(GIVEN EXERCISE)
Print all the records exactly, please.

(DATA EXTRACT)
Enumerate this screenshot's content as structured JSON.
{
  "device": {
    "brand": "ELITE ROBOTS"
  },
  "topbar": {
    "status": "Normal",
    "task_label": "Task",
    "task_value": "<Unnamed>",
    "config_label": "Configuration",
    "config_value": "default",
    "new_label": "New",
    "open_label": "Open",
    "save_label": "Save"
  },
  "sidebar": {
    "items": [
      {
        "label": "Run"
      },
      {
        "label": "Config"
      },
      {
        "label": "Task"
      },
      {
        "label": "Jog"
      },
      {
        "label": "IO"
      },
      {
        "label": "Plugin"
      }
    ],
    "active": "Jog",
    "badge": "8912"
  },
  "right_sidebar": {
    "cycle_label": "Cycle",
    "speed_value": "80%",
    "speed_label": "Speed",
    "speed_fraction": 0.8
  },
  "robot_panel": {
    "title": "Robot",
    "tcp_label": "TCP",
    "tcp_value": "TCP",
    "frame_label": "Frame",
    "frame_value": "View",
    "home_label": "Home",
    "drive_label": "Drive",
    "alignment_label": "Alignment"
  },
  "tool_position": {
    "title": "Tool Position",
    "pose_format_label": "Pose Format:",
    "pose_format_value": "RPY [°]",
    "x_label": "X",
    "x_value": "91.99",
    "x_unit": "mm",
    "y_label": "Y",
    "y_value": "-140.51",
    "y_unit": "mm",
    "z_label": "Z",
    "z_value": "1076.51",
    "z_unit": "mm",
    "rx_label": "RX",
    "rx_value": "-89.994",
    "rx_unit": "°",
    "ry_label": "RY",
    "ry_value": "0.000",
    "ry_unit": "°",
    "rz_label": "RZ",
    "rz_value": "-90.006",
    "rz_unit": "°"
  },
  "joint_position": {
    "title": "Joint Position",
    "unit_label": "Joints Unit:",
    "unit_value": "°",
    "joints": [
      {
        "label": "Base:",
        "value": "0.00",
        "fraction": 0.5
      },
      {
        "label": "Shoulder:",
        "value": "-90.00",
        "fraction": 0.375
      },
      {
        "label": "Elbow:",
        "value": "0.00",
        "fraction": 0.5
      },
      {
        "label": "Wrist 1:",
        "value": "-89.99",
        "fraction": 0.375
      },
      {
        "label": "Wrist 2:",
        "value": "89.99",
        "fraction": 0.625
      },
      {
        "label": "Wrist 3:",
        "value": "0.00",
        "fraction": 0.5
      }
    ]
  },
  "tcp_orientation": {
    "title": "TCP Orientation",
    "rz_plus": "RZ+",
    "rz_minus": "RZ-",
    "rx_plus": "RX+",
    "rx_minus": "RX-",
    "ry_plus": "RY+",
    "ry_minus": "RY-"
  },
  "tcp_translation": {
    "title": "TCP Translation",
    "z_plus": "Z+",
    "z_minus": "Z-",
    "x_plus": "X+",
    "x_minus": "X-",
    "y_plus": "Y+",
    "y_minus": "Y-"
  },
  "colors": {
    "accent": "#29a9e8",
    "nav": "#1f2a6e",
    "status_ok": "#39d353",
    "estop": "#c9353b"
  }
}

(ANSWER TO THE EXERCISE)
Enumerate this screenshot's content as structured JSON.
{
  "device": {
    "brand": "ELITE ROBOTS"
  },
  "topbar": {
    "status": "Normal",
    "task_label": "Task",
    "task_value": "<Unnamed>",
    "config_label": "Configuration",
    "config_value": "default",
    "new_label": "New",
    "open_label": "Open",
    "save_label": "Save"
  },
  "sidebar": {
    "items": [
      {
        "label": "Run"
      },
      {
        "label": "Config"
      },
      {
        "label": "Task"
      },
      {
        "label": "Jog"
      },
      {
        "label": "IO"
      },
      {
        "label": "Plugin"
      }
    ],
    "active": "Jog",
    "badge": "8912"
  },
  "right_sidebar": {
    "cycle_label": "Cycle",
    "speed_value": "80%",
    "speed_label": "Speed",
    "speed_fraction": 0.8
  },
  "robot_panel": {
    "title": "Robot",
    "tcp_label": "TCP",
    "tcp_value": "TCP",
    "frame_label": "Frame",
    "frame_value": "View",
    "home_label": "Home",
    "drive_label": "Drive",
    "alignment_label": "Alignment"
  },
  "tool_position": {
    "title": "Tool Position",
    "pose_format_label": "Pose Format:",
    "pose_format_value": "RPY [°]",
    "x_label": "X",
    "x_value": "91.99",
    "x_unit": "mm",
    "y_label": "Y",
    "y_value": "-140.51",
    "y_unit": "mm",
    "z_label": "Z",
    "z_value": "1076.51",
    "z_unit": "mm",
    "rx_label": "RX",
    "rx_value": "-89.994",
    "rx_unit": "°",
    "ry_label": "RY",
    "ry_value": "0.000",
    "ry_unit": "°",
    "rz_label": "RZ",
    "rz_value": "-90.006",
    "rz_unit": "°"
  },
  "joint_position": {
    "title": "Joint Position",
    "unit_label": "Joints Unit:",
    "unit_value": "°",
    "joints": [
      {
        "label": "Base:",
        "value": "0.00",
        "fraction": 0.5
      },
      {
        "label": "Shoulder:",
        "value": "-90.00",
        "fraction": 0.375
      },
      {
        "label": "Elbow:",
        "value": "0.00",
        "fraction": 0.5
      },
      {
        "label": "Wrist 1:",
        "value": "-89.99",
        "fraction": 0.375
      },
      {
        "label": "Wrist 2:",
        "value": "89.99",
        "fraction": 0.625
      },
      {
        "label": "Wrist 3:",
        "value": "0.00",
        "fraction": 0.5
      }
    ]
  },
  "tcp_orientation": {
    "title": "TCP Orientation",
    "rz_plus": "RZ+",
    "rz_minus": "RZ-",
    "rx_plus": "RX+",
    "rx_minus": "RX-",
    "ry_plus": "RY+",
    "ry_minus": "RY-"
  },
  "tcp_translation": {
    "title": "TCP Translation",
    "z_plus": "Z+",
    "z_minus": "Z-",
    "x_plus": "X+",
    "x_minus": "X-",
    "y_plus": "Y+",
    "y_minus": "Y-"
  },
  "colors": {
    "accent": "#29a9e8",
    "nav": "#1f2a6e",
    "status_ok": "#39d353",
    "estop": "#c9353b"
  }
}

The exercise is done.